**TASK GOAL:** Reproduce all lines of the listing below in which the word "background" occurs.

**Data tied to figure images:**
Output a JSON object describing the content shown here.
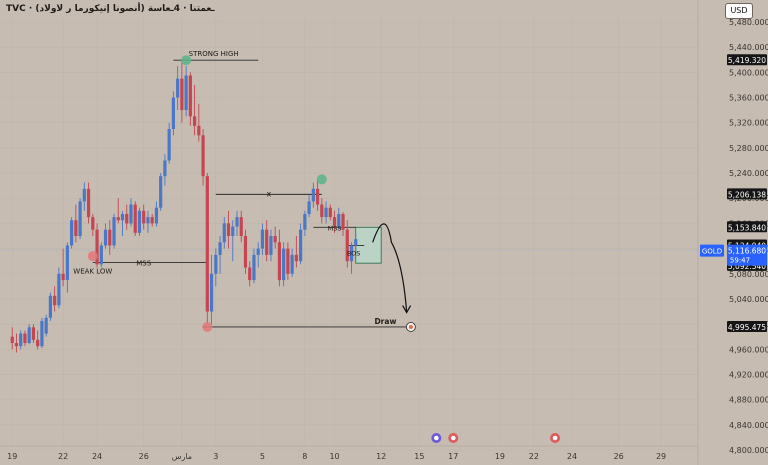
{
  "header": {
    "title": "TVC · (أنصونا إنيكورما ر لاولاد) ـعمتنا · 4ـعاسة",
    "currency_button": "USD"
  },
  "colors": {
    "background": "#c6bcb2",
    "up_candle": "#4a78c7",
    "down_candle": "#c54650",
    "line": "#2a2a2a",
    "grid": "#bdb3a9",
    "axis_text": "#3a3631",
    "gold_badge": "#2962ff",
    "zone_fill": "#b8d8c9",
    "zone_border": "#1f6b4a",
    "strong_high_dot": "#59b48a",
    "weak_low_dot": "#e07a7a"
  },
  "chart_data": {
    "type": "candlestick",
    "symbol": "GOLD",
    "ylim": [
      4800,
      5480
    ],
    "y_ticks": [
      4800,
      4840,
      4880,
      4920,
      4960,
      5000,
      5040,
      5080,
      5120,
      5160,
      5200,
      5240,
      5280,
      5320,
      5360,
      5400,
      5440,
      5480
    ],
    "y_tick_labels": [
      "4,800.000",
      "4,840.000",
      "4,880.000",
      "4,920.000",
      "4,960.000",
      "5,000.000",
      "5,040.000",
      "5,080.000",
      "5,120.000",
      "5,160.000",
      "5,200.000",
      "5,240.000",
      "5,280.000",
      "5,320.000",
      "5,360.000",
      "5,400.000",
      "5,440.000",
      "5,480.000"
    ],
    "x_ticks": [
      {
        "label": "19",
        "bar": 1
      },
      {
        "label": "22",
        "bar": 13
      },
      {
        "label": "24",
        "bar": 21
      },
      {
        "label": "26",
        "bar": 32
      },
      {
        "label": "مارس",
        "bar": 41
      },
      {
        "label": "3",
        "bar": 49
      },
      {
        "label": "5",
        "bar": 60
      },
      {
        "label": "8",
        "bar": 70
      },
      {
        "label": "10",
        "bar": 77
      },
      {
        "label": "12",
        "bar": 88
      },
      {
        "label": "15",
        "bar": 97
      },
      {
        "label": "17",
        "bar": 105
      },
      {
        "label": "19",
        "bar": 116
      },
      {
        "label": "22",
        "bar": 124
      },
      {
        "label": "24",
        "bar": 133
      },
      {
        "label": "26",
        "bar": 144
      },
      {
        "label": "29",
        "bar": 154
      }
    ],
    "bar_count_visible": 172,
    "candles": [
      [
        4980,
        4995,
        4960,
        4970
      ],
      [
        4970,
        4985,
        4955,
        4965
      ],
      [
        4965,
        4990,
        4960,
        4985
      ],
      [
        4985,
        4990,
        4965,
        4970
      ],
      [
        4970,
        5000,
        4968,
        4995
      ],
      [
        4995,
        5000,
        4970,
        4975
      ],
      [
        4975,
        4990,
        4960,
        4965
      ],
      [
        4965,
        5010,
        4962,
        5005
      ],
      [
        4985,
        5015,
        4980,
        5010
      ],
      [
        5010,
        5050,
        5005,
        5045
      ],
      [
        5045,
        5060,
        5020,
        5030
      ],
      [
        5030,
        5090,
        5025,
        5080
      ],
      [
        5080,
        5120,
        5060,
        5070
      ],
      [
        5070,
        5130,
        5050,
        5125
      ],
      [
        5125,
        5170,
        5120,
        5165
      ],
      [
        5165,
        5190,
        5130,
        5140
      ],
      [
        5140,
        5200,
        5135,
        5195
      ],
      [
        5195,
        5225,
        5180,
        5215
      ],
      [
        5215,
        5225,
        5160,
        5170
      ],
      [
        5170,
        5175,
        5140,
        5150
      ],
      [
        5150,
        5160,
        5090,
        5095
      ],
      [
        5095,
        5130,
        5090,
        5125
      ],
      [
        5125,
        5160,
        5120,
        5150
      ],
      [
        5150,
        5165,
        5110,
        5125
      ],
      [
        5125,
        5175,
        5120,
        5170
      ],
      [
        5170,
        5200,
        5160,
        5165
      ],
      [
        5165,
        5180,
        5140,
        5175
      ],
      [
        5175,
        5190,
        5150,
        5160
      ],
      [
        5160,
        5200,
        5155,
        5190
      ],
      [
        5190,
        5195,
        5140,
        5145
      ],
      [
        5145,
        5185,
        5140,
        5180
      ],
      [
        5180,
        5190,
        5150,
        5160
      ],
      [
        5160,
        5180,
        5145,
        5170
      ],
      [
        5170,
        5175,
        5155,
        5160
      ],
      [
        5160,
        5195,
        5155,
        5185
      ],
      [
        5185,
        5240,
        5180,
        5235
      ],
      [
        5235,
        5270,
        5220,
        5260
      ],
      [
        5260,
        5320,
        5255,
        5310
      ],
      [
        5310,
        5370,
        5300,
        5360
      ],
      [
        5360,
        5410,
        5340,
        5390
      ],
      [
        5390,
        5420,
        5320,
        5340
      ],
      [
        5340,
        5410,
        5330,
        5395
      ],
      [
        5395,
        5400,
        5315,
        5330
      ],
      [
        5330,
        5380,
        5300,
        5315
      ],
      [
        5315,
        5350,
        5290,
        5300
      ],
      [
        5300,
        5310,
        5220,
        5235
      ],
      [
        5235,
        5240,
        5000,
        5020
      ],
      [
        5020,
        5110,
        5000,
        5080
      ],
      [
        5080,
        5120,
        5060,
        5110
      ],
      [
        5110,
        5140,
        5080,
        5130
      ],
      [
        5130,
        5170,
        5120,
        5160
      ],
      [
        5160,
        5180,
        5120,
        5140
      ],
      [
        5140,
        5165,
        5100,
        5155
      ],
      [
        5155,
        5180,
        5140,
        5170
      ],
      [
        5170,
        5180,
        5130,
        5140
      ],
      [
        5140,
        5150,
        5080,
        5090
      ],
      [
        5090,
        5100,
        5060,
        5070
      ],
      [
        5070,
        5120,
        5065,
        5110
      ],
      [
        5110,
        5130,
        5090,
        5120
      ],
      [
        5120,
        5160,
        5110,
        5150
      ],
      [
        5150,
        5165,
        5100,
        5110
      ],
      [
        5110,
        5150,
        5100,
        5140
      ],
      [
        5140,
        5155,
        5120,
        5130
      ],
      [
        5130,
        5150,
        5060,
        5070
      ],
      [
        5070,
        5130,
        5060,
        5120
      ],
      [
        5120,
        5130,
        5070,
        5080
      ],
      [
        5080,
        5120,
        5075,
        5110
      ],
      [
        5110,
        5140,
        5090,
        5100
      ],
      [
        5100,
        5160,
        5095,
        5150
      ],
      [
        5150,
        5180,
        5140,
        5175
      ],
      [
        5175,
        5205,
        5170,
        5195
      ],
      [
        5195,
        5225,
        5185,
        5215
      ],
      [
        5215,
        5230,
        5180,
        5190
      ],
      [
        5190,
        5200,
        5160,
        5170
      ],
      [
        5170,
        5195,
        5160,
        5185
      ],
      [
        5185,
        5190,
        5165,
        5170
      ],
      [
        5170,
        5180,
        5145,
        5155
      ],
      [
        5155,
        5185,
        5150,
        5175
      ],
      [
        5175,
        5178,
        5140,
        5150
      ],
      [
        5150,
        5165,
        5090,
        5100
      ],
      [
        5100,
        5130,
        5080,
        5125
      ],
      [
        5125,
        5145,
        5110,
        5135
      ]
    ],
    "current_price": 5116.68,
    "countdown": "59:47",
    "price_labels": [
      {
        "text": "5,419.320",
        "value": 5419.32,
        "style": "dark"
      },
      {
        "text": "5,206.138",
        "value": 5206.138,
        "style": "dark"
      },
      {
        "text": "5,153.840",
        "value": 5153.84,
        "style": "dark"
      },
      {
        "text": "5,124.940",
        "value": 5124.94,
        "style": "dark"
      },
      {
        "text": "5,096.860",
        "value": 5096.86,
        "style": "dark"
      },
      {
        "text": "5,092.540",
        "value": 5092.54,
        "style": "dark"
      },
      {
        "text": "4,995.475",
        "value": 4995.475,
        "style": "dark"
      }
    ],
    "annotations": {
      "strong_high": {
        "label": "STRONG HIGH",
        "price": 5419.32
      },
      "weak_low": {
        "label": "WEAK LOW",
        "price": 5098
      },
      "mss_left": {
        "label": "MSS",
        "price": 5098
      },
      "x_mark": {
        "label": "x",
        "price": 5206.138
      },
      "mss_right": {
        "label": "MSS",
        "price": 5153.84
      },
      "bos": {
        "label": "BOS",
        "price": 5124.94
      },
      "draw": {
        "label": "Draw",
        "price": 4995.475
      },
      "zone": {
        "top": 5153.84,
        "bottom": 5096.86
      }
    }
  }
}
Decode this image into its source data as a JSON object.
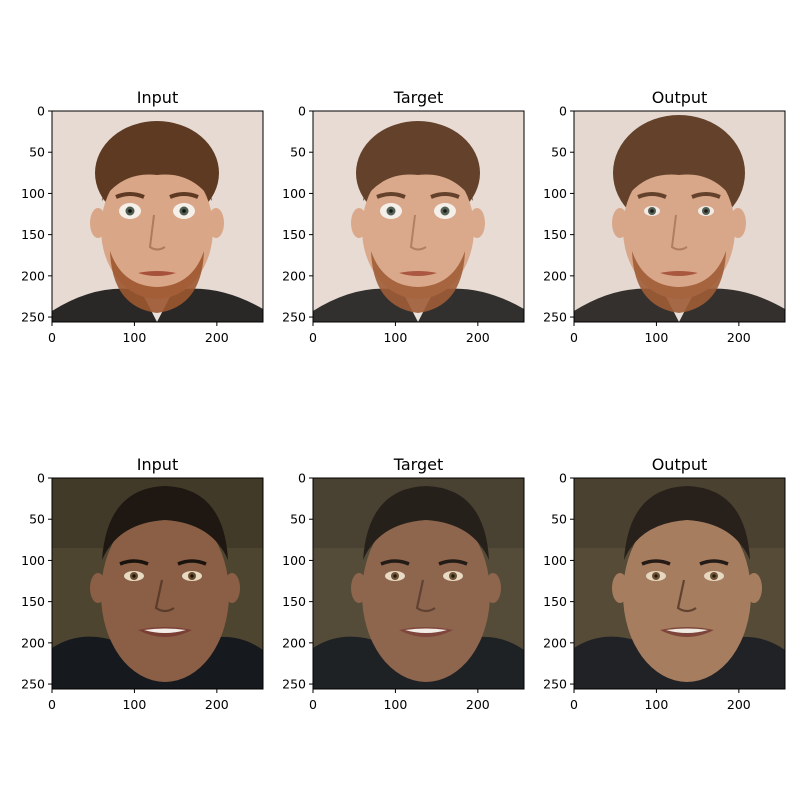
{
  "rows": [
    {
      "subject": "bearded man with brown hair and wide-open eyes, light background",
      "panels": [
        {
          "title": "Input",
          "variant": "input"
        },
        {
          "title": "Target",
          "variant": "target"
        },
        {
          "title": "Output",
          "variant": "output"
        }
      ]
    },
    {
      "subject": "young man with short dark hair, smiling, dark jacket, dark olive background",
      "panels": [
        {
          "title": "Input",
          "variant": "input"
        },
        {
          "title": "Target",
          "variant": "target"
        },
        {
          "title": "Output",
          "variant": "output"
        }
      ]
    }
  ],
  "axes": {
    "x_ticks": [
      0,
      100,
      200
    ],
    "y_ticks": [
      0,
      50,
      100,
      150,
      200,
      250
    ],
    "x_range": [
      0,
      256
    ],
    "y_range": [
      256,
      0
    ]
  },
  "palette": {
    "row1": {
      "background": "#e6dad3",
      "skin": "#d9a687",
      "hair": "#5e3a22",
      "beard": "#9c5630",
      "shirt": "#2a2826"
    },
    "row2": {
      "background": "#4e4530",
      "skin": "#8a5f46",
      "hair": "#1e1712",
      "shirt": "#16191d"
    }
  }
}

**COMPLETE ANSWER:**
    "background": "#c6bcb2",
      "subject": "bearded man with brown hair and wide-open eyes, light background",
      "subject": "young man with short dark hair, smiling, dark jacket, dark olive background",
      "background": "#e6dad3",
      "background": "#4e4530",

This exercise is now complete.